**Entries from a visual dataset**

--------------------

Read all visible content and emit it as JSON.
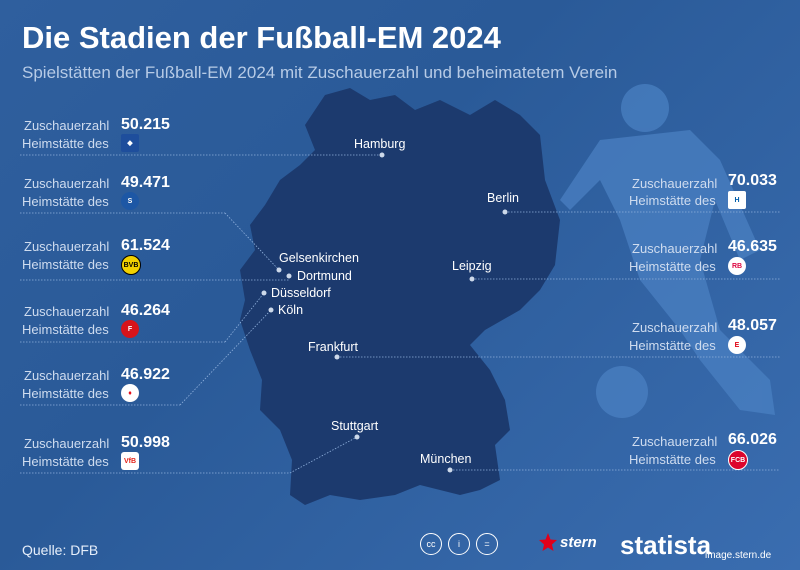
{
  "title": "Die Stadien der Fußball-EM 2024",
  "subtitle": "Spielstätten der Fußball-EM 2024 mit Zuschauerzahl und beheimatetem Verein",
  "label_capacity": "Zuschauerzahl",
  "label_home": "Heimstätte des",
  "cities": [
    "Hamburg",
    "Berlin",
    "Gelsenkirchen",
    "Dortmund",
    "Düsseldorf",
    "Köln",
    "Leipzig",
    "Frankfurt",
    "Stuttgart",
    "München"
  ],
  "left_stadiums": [
    {
      "value": "50.215",
      "club_icon": "hsv-logo-icon",
      "club_color": "#1e4e9c"
    },
    {
      "value": "49.471",
      "club_icon": "schalke-logo-icon",
      "club_color": "#1d57a5"
    },
    {
      "value": "61.524",
      "club_icon": "bvb-logo-icon",
      "club_color": "#f2d100"
    },
    {
      "value": "46.264",
      "club_icon": "fortuna-logo-icon",
      "club_color": "#d7141a"
    },
    {
      "value": "46.922",
      "club_icon": "koeln-logo-icon",
      "club_color": "#e30613"
    },
    {
      "value": "50.998",
      "club_icon": "vfb-logo-icon",
      "club_color": "#e32219"
    }
  ],
  "right_stadiums": [
    {
      "value": "70.033",
      "club_icon": "hertha-logo-icon",
      "club_color": "#005ca9"
    },
    {
      "value": "46.635",
      "club_icon": "rbl-logo-icon",
      "club_color": "#dd0741"
    },
    {
      "value": "48.057",
      "club_icon": "eintracht-logo-icon",
      "club_color": "#e1000f"
    },
    {
      "value": "66.026",
      "club_icon": "fcb-logo-icon",
      "club_color": "#dc052d"
    }
  ],
  "source": "Quelle: DFB",
  "license_icons": [
    "cc-icon",
    "by-icon",
    "nd-icon"
  ],
  "brand_stern": "stern",
  "brand_statista": "statista",
  "credit": "image.stern.de",
  "colors": {
    "map": "#1c3a6e",
    "background": "#2f5f9e",
    "silhouette": "#4a7fc0"
  }
}
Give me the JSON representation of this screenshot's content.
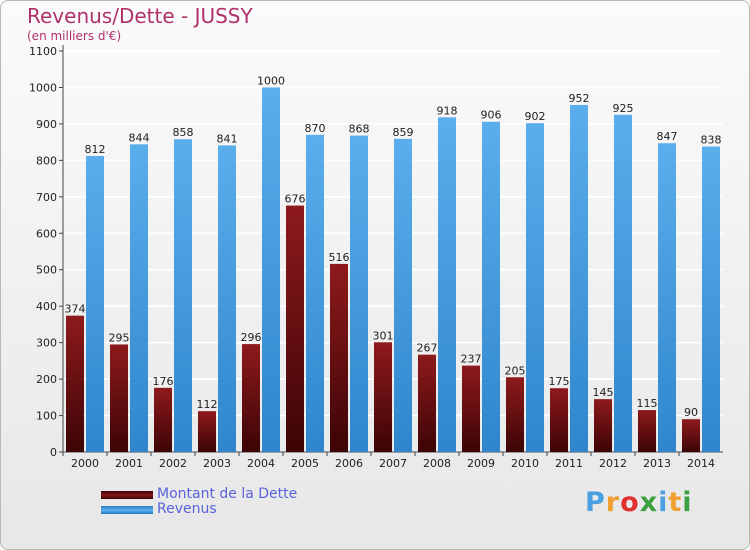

--------------------

**Set problem**
Find the number of lines in which the word "Zuschauerzahl" occurs, and write nothing but that number.

**Task solution**
2